§ **Source material**
##############################
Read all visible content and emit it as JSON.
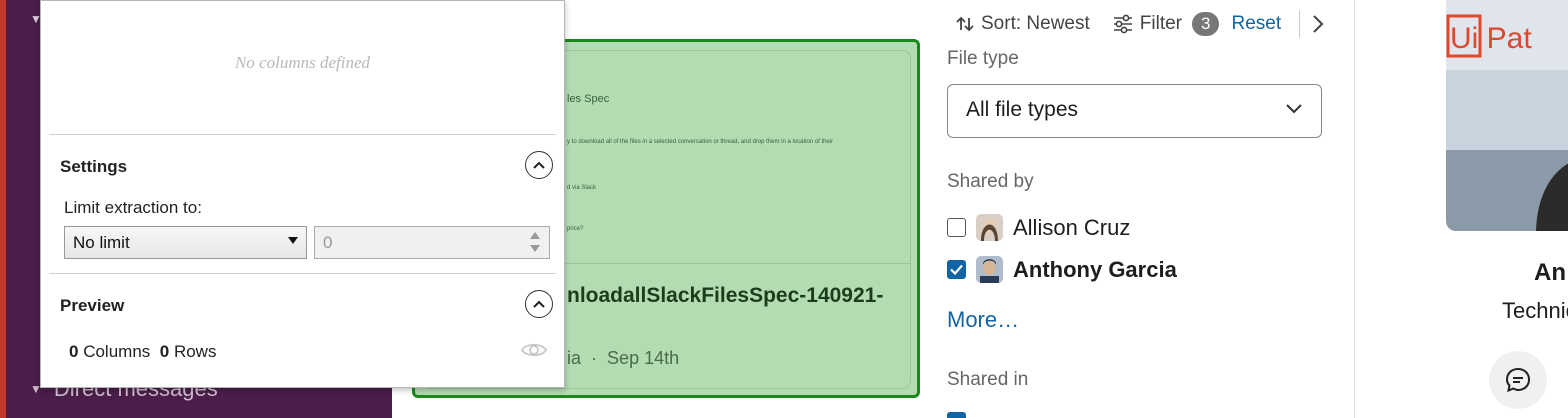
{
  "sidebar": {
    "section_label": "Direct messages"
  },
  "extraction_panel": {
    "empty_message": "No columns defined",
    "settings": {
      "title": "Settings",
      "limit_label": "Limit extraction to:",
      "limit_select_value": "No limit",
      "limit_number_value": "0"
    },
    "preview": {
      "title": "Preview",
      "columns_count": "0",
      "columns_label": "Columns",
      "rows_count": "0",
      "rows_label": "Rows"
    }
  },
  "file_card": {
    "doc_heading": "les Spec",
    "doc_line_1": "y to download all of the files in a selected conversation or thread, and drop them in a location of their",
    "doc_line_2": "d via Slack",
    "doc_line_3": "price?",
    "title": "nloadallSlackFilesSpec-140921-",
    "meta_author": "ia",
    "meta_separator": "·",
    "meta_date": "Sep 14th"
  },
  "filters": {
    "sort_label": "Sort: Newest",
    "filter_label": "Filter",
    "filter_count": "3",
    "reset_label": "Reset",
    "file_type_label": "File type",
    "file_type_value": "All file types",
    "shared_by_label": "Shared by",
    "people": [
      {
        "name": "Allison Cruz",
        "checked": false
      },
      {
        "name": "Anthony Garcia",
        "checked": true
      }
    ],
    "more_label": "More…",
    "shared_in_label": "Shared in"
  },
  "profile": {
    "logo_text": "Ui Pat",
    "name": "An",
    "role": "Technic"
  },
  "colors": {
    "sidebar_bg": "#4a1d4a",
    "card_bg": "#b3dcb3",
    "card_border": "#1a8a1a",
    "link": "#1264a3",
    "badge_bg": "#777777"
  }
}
##############################
§ **Task requirements**
Reproduce the full material exactly, excluding the pictures.

§ **Answer to the task**
Read all visible content and emit it as JSON.
{
  "sidebar": {
    "section_label": "Direct messages"
  },
  "extraction_panel": {
    "empty_message": "No columns defined",
    "settings": {
      "title": "Settings",
      "limit_label": "Limit extraction to:",
      "limit_select_value": "No limit",
      "limit_number_value": "0"
    },
    "preview": {
      "title": "Preview",
      "columns_count": "0",
      "columns_label": "Columns",
      "rows_count": "0",
      "rows_label": "Rows"
    }
  },
  "file_card": {
    "doc_heading": "les Spec",
    "doc_line_1": "y to download all of the files in a selected conversation or thread, and drop them in a location of their",
    "doc_line_2": "d via Slack",
    "doc_line_3": "price?",
    "title": "nloadallSlackFilesSpec-140921-",
    "meta_author": "ia",
    "meta_separator": "·",
    "meta_date": "Sep 14th"
  },
  "filters": {
    "sort_label": "Sort: Newest",
    "filter_label": "Filter",
    "filter_count": "3",
    "reset_label": "Reset",
    "file_type_label": "File type",
    "file_type_value": "All file types",
    "shared_by_label": "Shared by",
    "people": [
      {
        "name": "Allison Cruz",
        "checked": false
      },
      {
        "name": "Anthony Garcia",
        "checked": true
      }
    ],
    "more_label": "More…",
    "shared_in_label": "Shared in"
  },
  "profile": {
    "logo_text": "Ui Pat",
    "name": "An",
    "role": "Technic"
  },
  "colors": {
    "sidebar_bg": "#4a1d4a",
    "card_bg": "#b3dcb3",
    "card_border": "#1a8a1a",
    "link": "#1264a3",
    "badge_bg": "#777777"
  }
}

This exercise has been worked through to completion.